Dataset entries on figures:

+--

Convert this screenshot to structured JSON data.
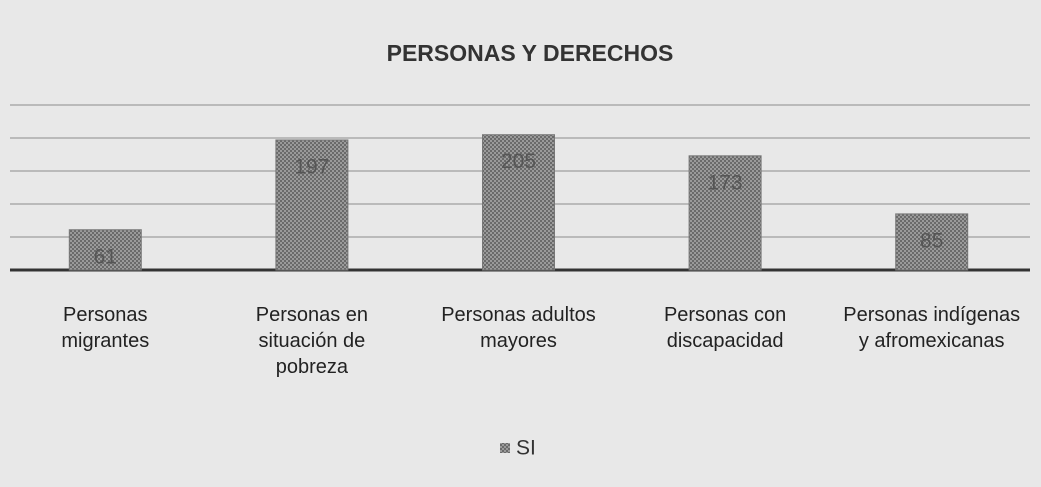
{
  "chart_data": {
    "type": "bar",
    "title": "PERSONAS Y DERECHOS",
    "categories": [
      "Personas migrantes",
      "Personas en situación de pobreza",
      "Personas adultos mayores",
      "Personas con discapacidad",
      "Personas indígenas y afromexicanas"
    ],
    "series": [
      {
        "name": "SI",
        "color": "#8a8a8a",
        "values": [
          61,
          197,
          205,
          173,
          85
        ]
      }
    ],
    "ylim": [
      0,
      250
    ],
    "yticks": [
      0,
      50,
      100,
      150,
      200,
      250
    ],
    "grid": true,
    "legend": "bottom"
  }
}
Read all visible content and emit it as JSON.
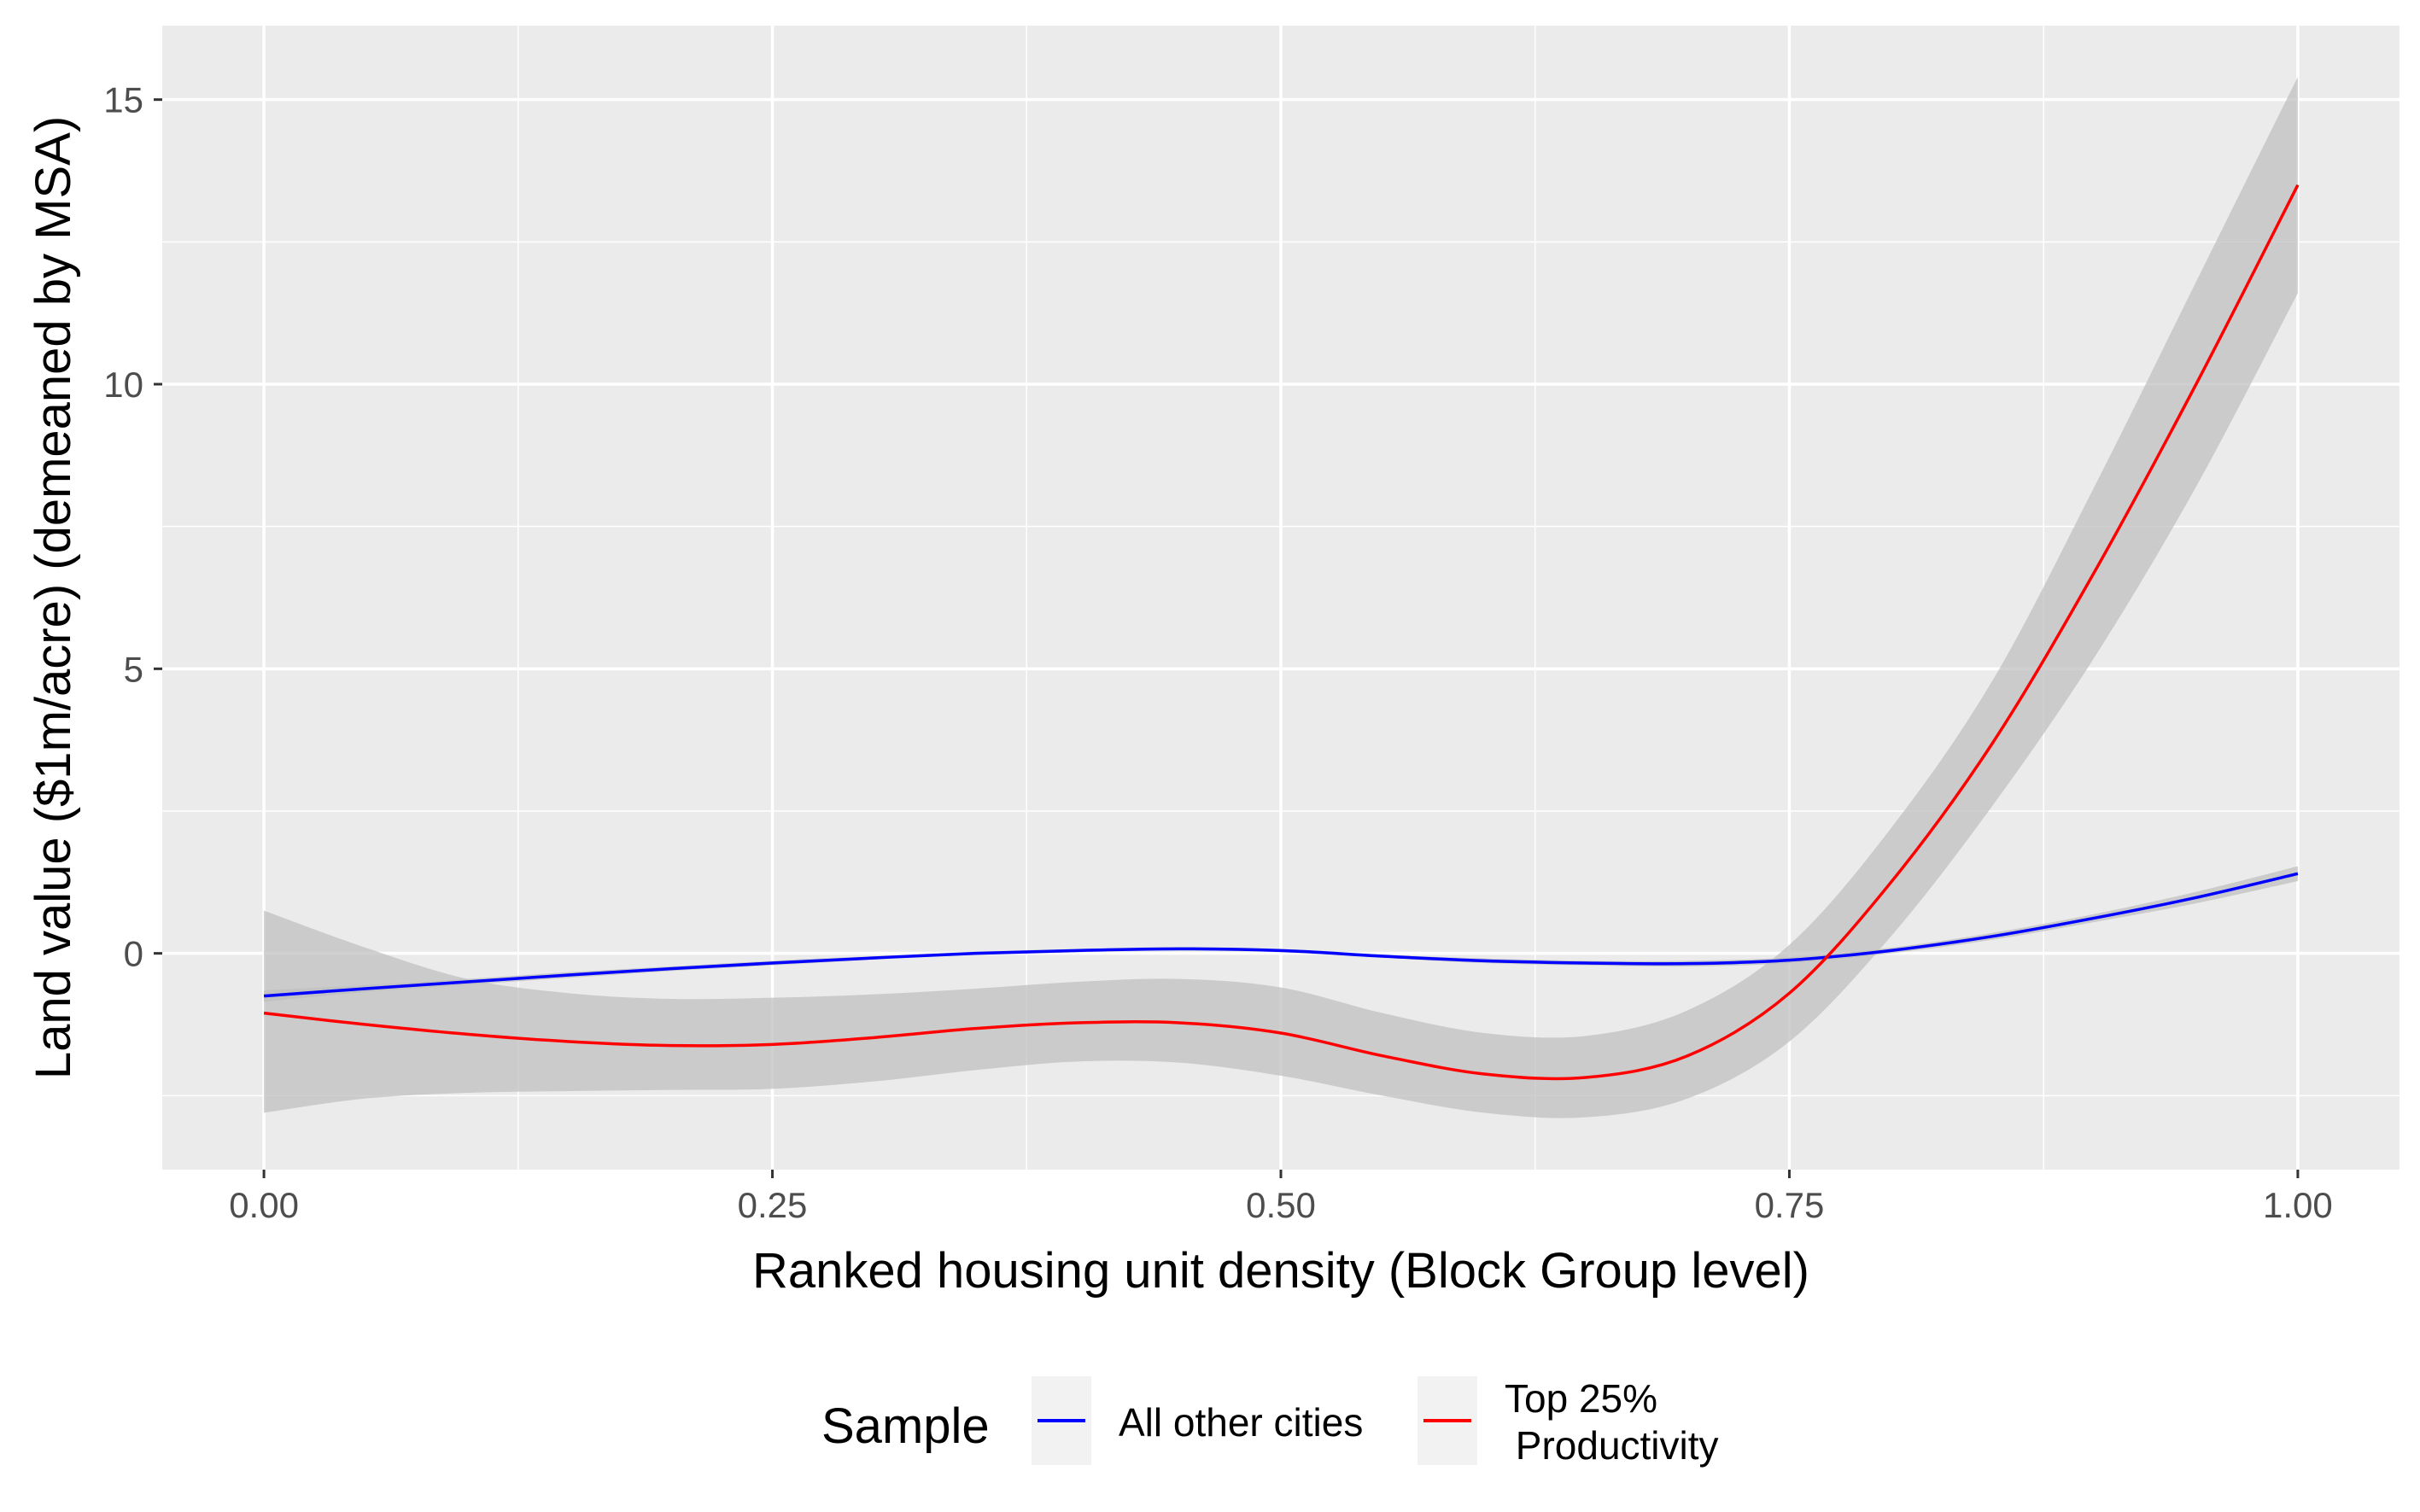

+--

What is being asked: Retype each record exactly as it stands, but do not include the pictures.

Answer below:
Convert this screenshot to structured JSON data.
{
  "chart_data": {
    "type": "bar",
    "title": "PERSONAS Y DERECHOS",
    "categories": [
      "Personas migrantes",
      "Personas en situación de pobreza",
      "Personas adultos mayores",
      "Personas con discapacidad",
      "Personas indígenas y afromexicanas"
    ],
    "series": [
      {
        "name": "SI",
        "color": "#8a8a8a",
        "values": [
          61,
          197,
          205,
          173,
          85
        ]
      }
    ],
    "ylim": [
      0,
      250
    ],
    "yticks": [
      0,
      50,
      100,
      150,
      200,
      250
    ],
    "grid": true,
    "legend": "bottom"
  }
}
Read all visible content and emit it as JSON.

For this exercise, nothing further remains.